Copy every record below exactly as written, but leave out the pictures.

* BEGIN DATASET ROWS *

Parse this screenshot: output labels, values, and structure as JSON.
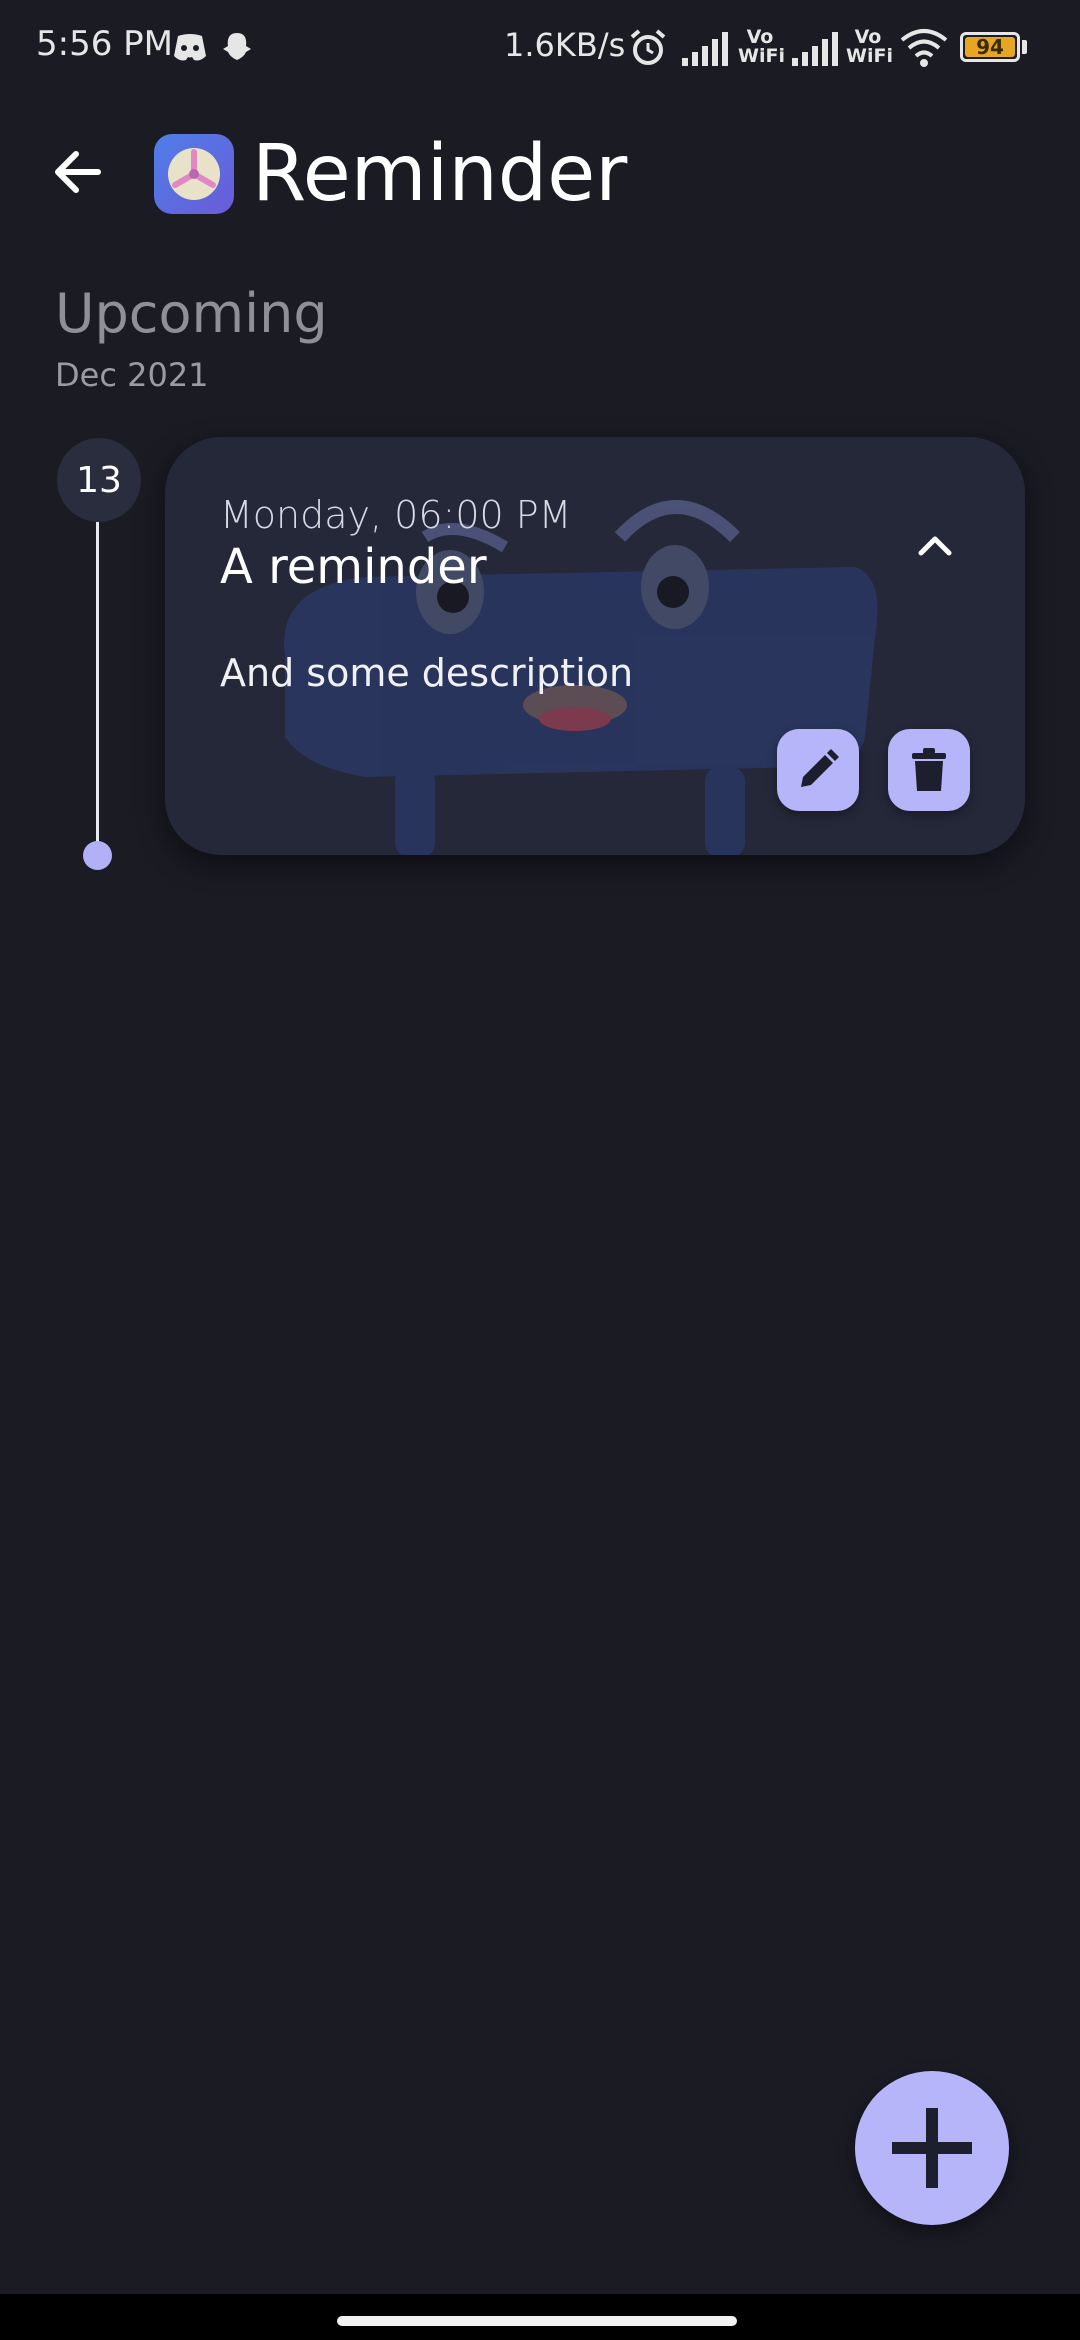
{
  "status_bar": {
    "time": "5:56 PM",
    "network_speed": "1.6KB/s",
    "vowifi_label_1": "Vo\nWiFi",
    "vowifi_label_2": "Vo\nWiFi",
    "battery_level": "94",
    "icons": [
      "discord-icon",
      "snapchat-icon",
      "alarm-icon",
      "signal-icon",
      "signal-icon",
      "wifi-icon",
      "battery-icon"
    ]
  },
  "app_bar": {
    "title": "Reminder",
    "back_icon": "arrow-back-icon",
    "app_icon": "app-logo-icon"
  },
  "section": {
    "title": "Upcoming",
    "month": "Dec 2021"
  },
  "reminders": [
    {
      "day": "13",
      "datetime": "Monday, 06:00 PM",
      "title": "A reminder",
      "description": "And some description",
      "expanded": true
    }
  ],
  "icons": {
    "collapse": "chevron-up-icon",
    "edit": "pencil-icon",
    "delete": "trash-icon",
    "add": "plus-icon"
  },
  "colors": {
    "background": "#1a1b23",
    "card": "#252839",
    "accent": "#b7b5fa",
    "muted_text": "#8e8f99"
  }
}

* END DATASET ROWS *

WORKED ANSWER:
Parse this screenshot: output labels, values, and structure as JSON.
{
  "status_bar": {
    "time": "5:56 PM",
    "network_speed": "1.6KB/s",
    "vowifi_label_1": "Vo\nWiFi",
    "vowifi_label_2": "Vo\nWiFi",
    "battery_level": "94",
    "icons": [
      "discord-icon",
      "snapchat-icon",
      "alarm-icon",
      "signal-icon",
      "signal-icon",
      "wifi-icon",
      "battery-icon"
    ]
  },
  "app_bar": {
    "title": "Reminder",
    "back_icon": "arrow-back-icon",
    "app_icon": "app-logo-icon"
  },
  "section": {
    "title": "Upcoming",
    "month": "Dec 2021"
  },
  "reminders": [
    {
      "day": "13",
      "datetime": "Monday, 06:00 PM",
      "title": "A reminder",
      "description": "And some description",
      "expanded": true
    }
  ],
  "icons": {
    "collapse": "chevron-up-icon",
    "edit": "pencil-icon",
    "delete": "trash-icon",
    "add": "plus-icon"
  },
  "colors": {
    "background": "#1a1b23",
    "card": "#252839",
    "accent": "#b7b5fa",
    "muted_text": "#8e8f99"
  }
}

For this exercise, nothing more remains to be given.